** Begin **

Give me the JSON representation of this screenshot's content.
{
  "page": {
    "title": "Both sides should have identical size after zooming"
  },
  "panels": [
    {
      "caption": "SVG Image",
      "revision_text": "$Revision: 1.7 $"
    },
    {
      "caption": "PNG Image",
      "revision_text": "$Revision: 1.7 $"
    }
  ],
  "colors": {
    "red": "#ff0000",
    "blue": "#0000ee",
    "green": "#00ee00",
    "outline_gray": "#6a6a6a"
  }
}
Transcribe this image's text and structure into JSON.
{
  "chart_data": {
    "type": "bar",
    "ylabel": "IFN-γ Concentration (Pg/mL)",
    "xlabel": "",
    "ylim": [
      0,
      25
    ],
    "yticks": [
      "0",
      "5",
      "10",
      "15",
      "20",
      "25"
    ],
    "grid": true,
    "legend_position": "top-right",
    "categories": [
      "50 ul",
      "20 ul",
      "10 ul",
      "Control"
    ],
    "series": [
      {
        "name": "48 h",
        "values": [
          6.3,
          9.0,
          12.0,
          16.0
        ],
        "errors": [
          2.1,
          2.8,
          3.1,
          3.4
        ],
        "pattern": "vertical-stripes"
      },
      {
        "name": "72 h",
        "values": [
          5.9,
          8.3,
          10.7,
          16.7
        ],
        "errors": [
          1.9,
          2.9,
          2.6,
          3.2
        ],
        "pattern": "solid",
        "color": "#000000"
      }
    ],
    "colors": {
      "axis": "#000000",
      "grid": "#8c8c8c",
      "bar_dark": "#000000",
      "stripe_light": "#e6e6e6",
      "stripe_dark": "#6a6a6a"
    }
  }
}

** End **

Task details
Each entry is to be returned in full, character for character.

Result of this task
Give me the JSON representation of this screenshot's content.
{
  "page": {
    "title": "Both sides should have identical size after zooming"
  },
  "panels": [
    {
      "caption": "SVG Image",
      "revision_text": "$Revision: 1.7 $"
    },
    {
      "caption": "PNG Image",
      "revision_text": "$Revision: 1.7 $"
    }
  ],
  "colors": {
    "red": "#ff0000",
    "blue": "#0000ee",
    "green": "#00ee00",
    "outline_gray": "#6a6a6a"
  }
}
Transcribe this image's text and structure into JSON.
{
  "chart_data": {
    "type": "bar",
    "ylabel": "IFN-γ Concentration (Pg/mL)",
    "xlabel": "",
    "ylim": [
      0,
      25
    ],
    "yticks": [
      "0",
      "5",
      "10",
      "15",
      "20",
      "25"
    ],
    "grid": true,
    "legend_position": "top-right",
    "categories": [
      "50 ul",
      "20 ul",
      "10 ul",
      "Control"
    ],
    "series": [
      {
        "name": "48 h",
        "values": [
          6.3,
          9.0,
          12.0,
          16.0
        ],
        "errors": [
          2.1,
          2.8,
          3.1,
          3.4
        ],
        "pattern": "vertical-stripes"
      },
      {
        "name": "72 h",
        "values": [
          5.9,
          8.3,
          10.7,
          16.7
        ],
        "errors": [
          1.9,
          2.9,
          2.6,
          3.2
        ],
        "pattern": "solid",
        "color": "#000000"
      }
    ],
    "colors": {
      "axis": "#000000",
      "grid": "#8c8c8c",
      "bar_dark": "#000000",
      "stripe_light": "#e6e6e6",
      "stripe_dark": "#6a6a6a"
    }
  }
}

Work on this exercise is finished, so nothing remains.